---------- Available records ----------

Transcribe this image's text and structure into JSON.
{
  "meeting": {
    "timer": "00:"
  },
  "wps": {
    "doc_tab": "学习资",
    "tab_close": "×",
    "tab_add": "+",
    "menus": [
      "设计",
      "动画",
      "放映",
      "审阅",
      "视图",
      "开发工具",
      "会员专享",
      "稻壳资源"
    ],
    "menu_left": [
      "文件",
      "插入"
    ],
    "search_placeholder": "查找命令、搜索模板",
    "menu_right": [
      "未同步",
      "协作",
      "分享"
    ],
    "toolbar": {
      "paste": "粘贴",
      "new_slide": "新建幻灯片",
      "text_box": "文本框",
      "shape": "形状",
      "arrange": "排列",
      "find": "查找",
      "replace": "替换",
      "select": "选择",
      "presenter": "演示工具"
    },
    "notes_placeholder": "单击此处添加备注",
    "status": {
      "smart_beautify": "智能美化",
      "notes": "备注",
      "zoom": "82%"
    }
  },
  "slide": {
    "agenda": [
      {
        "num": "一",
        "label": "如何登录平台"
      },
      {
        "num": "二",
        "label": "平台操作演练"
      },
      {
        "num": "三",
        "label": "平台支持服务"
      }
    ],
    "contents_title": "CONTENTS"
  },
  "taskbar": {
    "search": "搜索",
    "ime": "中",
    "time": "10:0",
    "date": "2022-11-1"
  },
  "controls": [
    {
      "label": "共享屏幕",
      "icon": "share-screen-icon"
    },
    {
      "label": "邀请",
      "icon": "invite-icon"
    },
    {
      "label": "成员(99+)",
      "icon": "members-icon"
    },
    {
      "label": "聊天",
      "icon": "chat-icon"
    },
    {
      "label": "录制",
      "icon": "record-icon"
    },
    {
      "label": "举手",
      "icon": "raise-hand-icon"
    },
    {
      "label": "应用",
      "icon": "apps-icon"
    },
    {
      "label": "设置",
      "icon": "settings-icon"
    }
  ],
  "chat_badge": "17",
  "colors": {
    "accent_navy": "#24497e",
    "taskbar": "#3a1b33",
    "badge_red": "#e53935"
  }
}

----------

_Task goal_
Repeat the listing above without any change.

_Result_
Transcribe this image's text and structure into JSON.
{
  "meeting": {
    "timer": "00:"
  },
  "wps": {
    "doc_tab": "学习资",
    "tab_close": "×",
    "tab_add": "+",
    "menus": [
      "设计",
      "动画",
      "放映",
      "审阅",
      "视图",
      "开发工具",
      "会员专享",
      "稻壳资源"
    ],
    "menu_left": [
      "文件",
      "插入"
    ],
    "search_placeholder": "查找命令、搜索模板",
    "menu_right": [
      "未同步",
      "协作",
      "分享"
    ],
    "toolbar": {
      "paste": "粘贴",
      "new_slide": "新建幻灯片",
      "text_box": "文本框",
      "shape": "形状",
      "arrange": "排列",
      "find": "查找",
      "replace": "替换",
      "select": "选择",
      "presenter": "演示工具"
    },
    "notes_placeholder": "单击此处添加备注",
    "status": {
      "smart_beautify": "智能美化",
      "notes": "备注",
      "zoom": "82%"
    }
  },
  "slide": {
    "agenda": [
      {
        "num": "一",
        "label": "如何登录平台"
      },
      {
        "num": "二",
        "label": "平台操作演练"
      },
      {
        "num": "三",
        "label": "平台支持服务"
      }
    ],
    "contents_title": "CONTENTS"
  },
  "taskbar": {
    "search": "搜索",
    "ime": "中",
    "time": "10:0",
    "date": "2022-11-1"
  },
  "controls": [
    {
      "label": "共享屏幕",
      "icon": "share-screen-icon"
    },
    {
      "label": "邀请",
      "icon": "invite-icon"
    },
    {
      "label": "成员(99+)",
      "icon": "members-icon"
    },
    {
      "label": "聊天",
      "icon": "chat-icon"
    },
    {
      "label": "录制",
      "icon": "record-icon"
    },
    {
      "label": "举手",
      "icon": "raise-hand-icon"
    },
    {
      "label": "应用",
      "icon": "apps-icon"
    },
    {
      "label": "设置",
      "icon": "settings-icon"
    }
  ],
  "chat_badge": "17",
  "colors": {
    "accent_navy": "#24497e",
    "taskbar": "#3a1b33",
    "badge_red": "#e53935"
  }
}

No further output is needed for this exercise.